* Data items *

::::::::::

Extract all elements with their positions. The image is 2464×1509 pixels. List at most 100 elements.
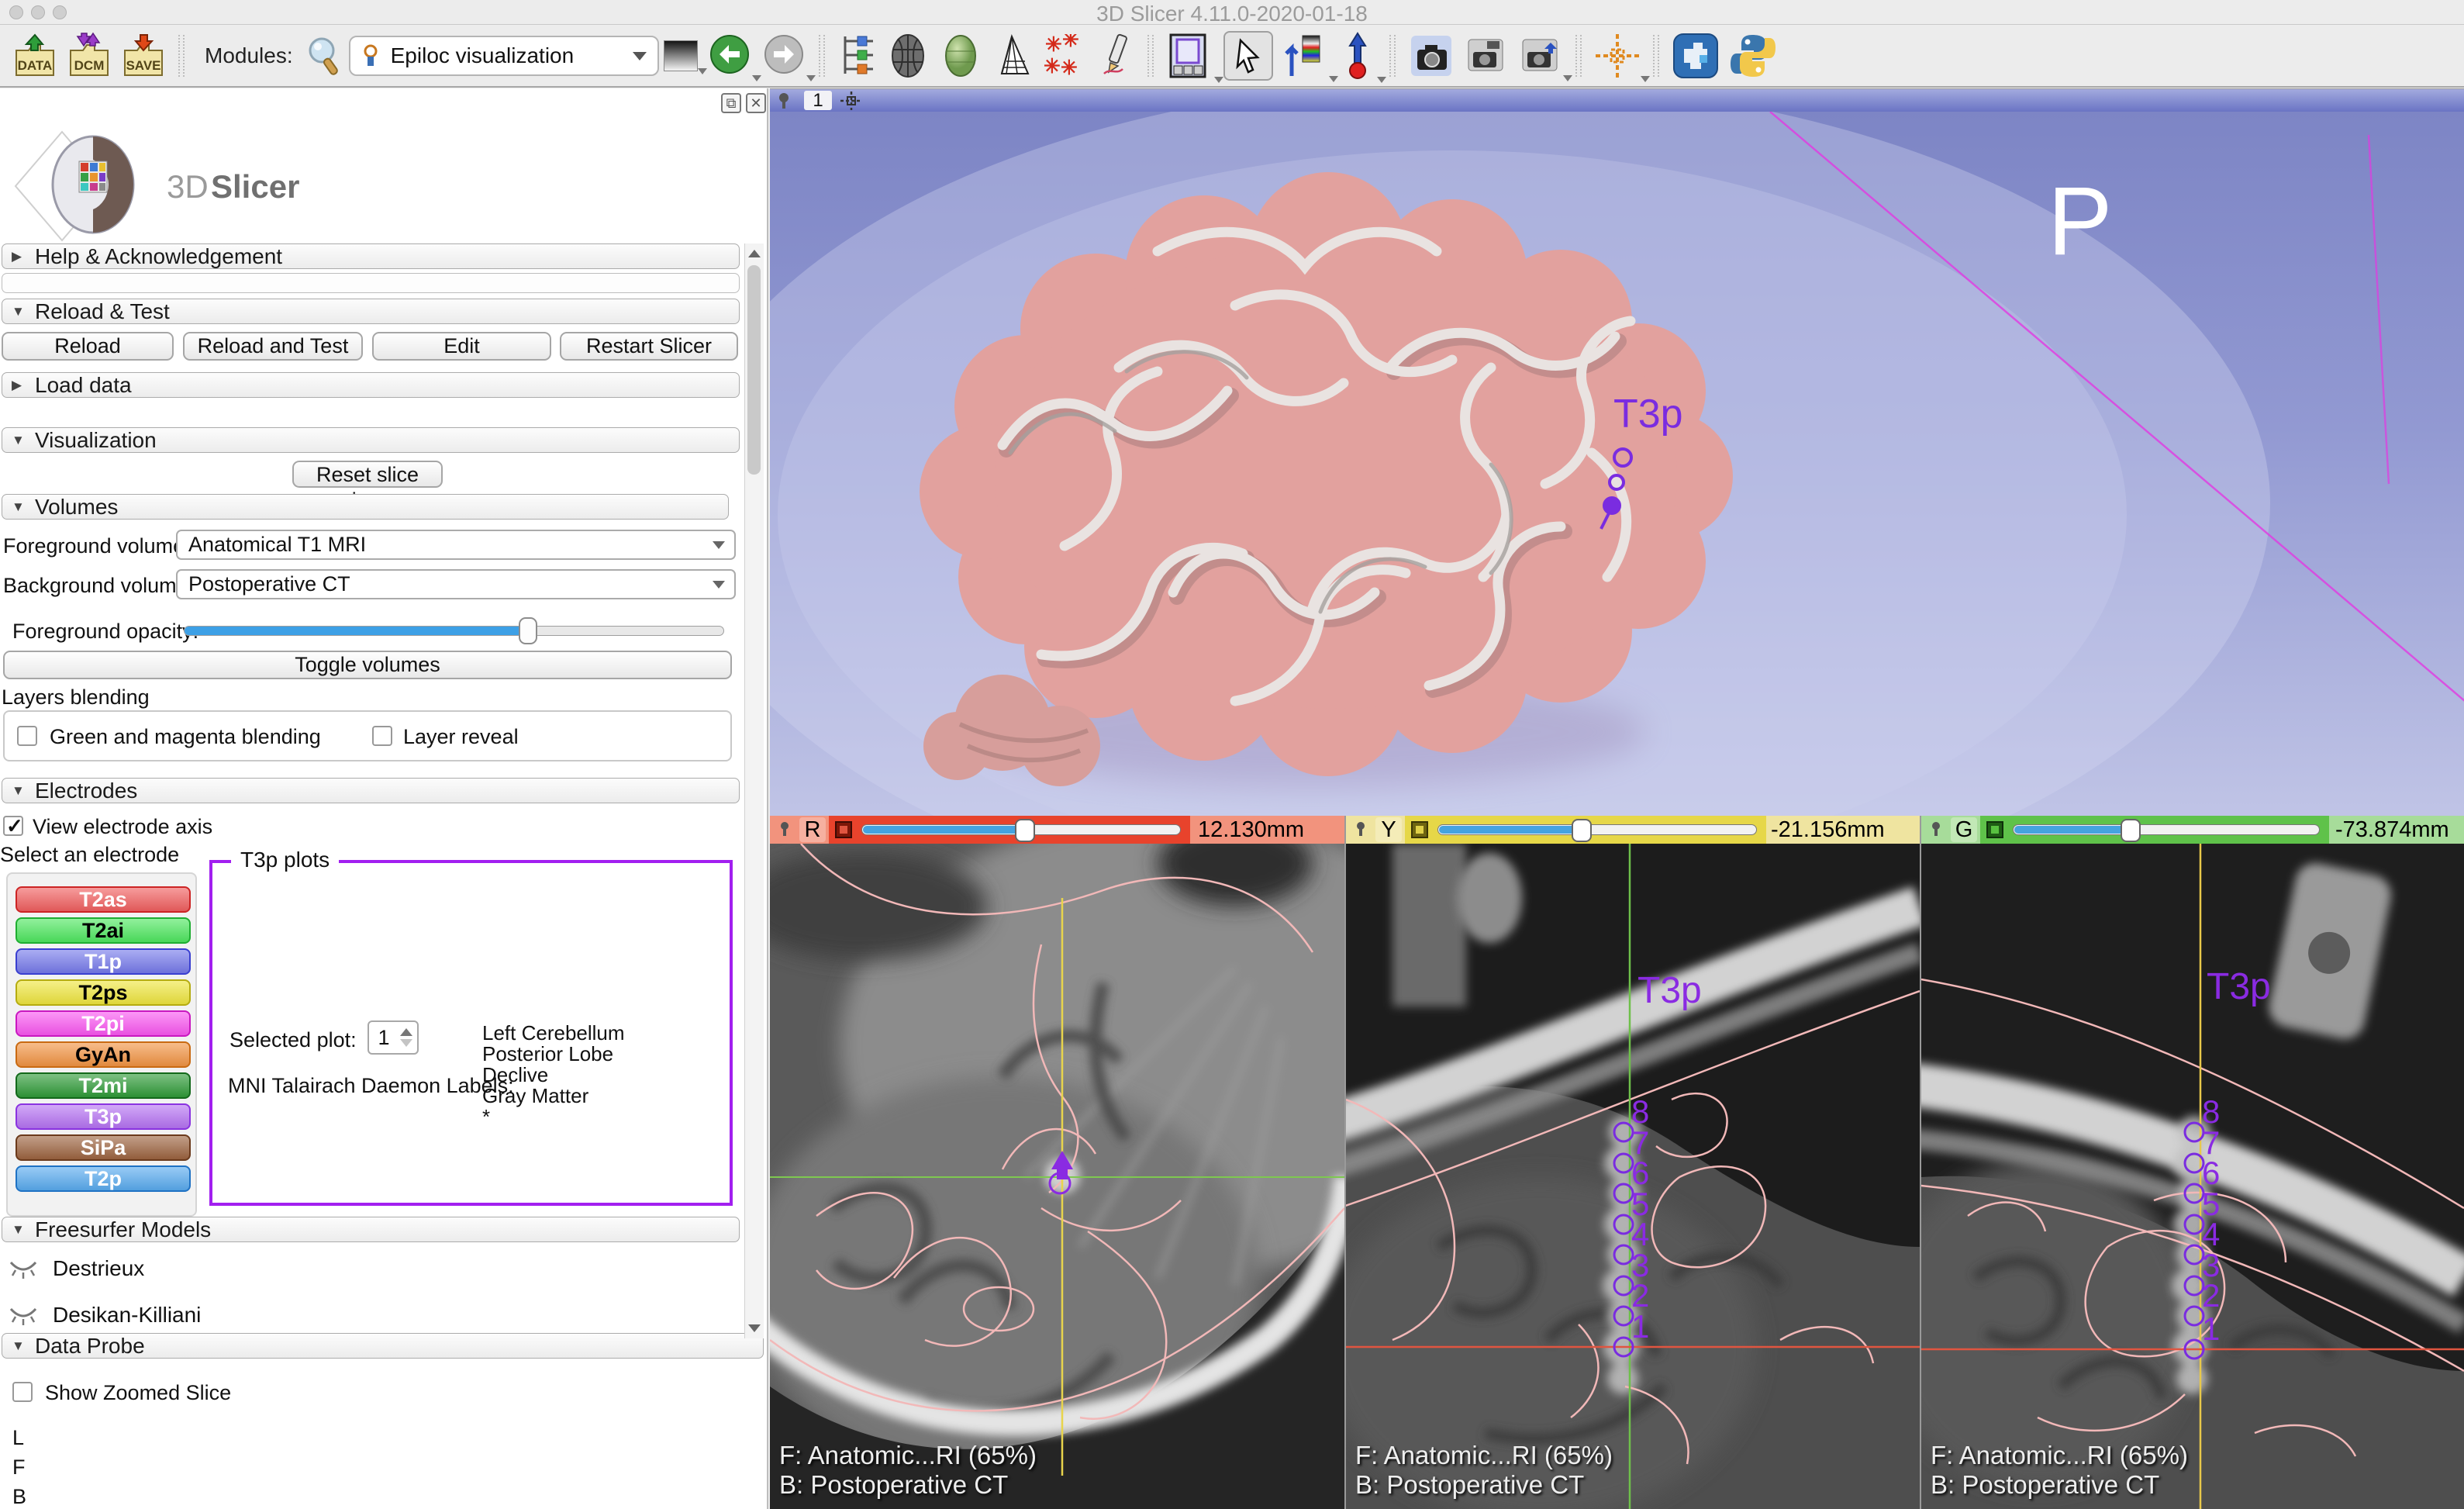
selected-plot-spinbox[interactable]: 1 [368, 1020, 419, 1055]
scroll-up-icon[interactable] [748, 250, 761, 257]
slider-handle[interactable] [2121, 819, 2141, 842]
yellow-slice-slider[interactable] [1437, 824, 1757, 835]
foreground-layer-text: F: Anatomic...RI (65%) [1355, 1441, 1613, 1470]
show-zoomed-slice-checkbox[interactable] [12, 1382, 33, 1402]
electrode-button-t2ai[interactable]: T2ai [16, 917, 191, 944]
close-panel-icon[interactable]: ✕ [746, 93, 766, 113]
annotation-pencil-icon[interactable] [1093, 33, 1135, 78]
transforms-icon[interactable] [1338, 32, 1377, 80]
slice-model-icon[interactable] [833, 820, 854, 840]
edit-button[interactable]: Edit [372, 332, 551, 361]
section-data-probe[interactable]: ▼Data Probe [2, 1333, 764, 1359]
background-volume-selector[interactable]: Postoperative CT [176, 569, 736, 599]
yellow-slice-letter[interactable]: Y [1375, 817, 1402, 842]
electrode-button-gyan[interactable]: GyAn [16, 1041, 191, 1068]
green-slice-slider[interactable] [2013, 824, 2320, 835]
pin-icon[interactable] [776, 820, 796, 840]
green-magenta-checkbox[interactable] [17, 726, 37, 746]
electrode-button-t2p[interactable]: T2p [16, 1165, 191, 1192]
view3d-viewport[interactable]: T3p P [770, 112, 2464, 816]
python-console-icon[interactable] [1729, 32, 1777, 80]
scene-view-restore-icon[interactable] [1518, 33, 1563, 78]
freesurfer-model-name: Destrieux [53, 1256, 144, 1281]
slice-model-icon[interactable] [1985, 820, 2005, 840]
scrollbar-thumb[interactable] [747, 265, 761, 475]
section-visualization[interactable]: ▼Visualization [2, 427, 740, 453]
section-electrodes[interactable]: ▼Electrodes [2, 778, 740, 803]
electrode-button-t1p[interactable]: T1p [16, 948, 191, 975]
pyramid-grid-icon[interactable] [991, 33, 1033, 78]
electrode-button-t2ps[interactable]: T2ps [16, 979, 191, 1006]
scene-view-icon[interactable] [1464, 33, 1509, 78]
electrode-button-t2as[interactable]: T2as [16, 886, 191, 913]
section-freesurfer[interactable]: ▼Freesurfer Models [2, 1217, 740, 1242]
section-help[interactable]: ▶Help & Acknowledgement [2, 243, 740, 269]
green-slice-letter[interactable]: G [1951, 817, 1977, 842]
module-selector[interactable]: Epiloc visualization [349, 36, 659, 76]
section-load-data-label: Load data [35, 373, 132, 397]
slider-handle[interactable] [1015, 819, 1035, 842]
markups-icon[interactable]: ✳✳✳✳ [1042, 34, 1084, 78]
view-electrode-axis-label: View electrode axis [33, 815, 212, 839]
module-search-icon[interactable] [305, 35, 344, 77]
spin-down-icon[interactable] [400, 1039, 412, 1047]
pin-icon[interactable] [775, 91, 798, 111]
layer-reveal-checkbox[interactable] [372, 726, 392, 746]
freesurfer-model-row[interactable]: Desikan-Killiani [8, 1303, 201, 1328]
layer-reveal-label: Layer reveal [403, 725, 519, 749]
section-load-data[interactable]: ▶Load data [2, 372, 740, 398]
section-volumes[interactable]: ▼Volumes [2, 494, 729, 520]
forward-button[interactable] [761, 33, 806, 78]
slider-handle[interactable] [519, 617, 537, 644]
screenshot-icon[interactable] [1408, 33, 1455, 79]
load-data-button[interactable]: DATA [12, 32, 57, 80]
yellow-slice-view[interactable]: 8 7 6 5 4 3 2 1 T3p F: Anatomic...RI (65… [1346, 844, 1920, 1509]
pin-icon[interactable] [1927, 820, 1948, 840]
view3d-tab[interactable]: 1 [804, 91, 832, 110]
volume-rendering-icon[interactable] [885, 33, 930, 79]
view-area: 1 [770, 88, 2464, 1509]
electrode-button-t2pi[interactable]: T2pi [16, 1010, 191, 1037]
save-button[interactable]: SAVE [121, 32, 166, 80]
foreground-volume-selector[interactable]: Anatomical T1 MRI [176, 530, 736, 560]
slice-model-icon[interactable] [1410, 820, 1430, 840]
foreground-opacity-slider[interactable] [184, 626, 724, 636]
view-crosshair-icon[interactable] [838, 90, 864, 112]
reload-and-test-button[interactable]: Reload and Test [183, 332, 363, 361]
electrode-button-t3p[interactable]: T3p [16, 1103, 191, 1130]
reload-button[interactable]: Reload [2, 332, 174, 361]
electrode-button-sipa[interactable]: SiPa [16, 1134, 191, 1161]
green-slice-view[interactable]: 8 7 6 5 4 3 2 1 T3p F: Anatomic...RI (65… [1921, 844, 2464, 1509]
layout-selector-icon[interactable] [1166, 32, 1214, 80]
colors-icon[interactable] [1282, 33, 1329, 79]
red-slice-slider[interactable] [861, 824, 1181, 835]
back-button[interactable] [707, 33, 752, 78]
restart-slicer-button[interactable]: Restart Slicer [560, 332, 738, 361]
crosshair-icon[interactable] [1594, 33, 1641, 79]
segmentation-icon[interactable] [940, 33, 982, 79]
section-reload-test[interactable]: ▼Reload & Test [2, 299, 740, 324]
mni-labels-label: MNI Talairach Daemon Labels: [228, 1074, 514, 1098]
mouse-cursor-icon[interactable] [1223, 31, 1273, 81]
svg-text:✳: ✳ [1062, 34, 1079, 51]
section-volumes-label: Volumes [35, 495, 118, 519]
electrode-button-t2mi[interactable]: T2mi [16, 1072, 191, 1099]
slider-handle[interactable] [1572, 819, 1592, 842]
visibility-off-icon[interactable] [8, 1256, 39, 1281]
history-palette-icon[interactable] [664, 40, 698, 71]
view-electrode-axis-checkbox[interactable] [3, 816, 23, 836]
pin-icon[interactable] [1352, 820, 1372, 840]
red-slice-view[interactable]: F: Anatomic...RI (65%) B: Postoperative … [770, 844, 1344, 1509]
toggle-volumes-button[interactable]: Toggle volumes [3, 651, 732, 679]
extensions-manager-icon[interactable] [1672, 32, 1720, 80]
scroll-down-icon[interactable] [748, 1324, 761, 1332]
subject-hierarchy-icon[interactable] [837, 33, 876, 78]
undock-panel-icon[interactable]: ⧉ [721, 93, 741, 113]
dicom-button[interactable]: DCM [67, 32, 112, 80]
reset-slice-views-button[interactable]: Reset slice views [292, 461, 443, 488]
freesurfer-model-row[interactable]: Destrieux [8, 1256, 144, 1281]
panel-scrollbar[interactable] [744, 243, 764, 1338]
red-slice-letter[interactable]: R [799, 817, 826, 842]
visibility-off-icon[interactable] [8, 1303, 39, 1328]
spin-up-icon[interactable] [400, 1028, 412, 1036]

::::::::::

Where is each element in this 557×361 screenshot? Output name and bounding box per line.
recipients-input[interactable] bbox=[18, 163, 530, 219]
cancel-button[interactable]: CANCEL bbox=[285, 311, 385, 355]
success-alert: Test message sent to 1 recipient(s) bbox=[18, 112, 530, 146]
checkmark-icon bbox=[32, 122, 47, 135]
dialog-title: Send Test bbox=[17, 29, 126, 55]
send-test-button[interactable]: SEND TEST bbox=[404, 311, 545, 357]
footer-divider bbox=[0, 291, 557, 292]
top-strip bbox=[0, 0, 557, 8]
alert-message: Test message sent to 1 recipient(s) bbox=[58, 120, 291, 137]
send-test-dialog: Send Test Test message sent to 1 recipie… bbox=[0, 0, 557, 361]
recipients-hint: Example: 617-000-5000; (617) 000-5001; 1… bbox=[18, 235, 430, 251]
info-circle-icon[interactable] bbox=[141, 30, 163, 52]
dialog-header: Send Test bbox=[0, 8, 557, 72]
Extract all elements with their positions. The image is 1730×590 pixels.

::::::::::

* Written exercise *
Rewrite the part of the material that opens with the line containing "Where is each" and closes with the line containing "top-strip bbox=[0, 0, 557, 8]", putting "List" in place of "Output" and leaving everything else as it is.

* Written answer *
Where is each element in this 557×361 screenshot? List name and bounding box per line.
recipients-input[interactable] bbox=[18, 163, 530, 219]
cancel-button[interactable]: CANCEL bbox=[285, 311, 385, 355]
success-alert: Test message sent to 1 recipient(s) bbox=[18, 112, 530, 146]
checkmark-icon bbox=[32, 122, 47, 135]
dialog-title: Send Test bbox=[17, 29, 126, 55]
send-test-button[interactable]: SEND TEST bbox=[404, 311, 545, 357]
footer-divider bbox=[0, 291, 557, 292]
top-strip bbox=[0, 0, 557, 8]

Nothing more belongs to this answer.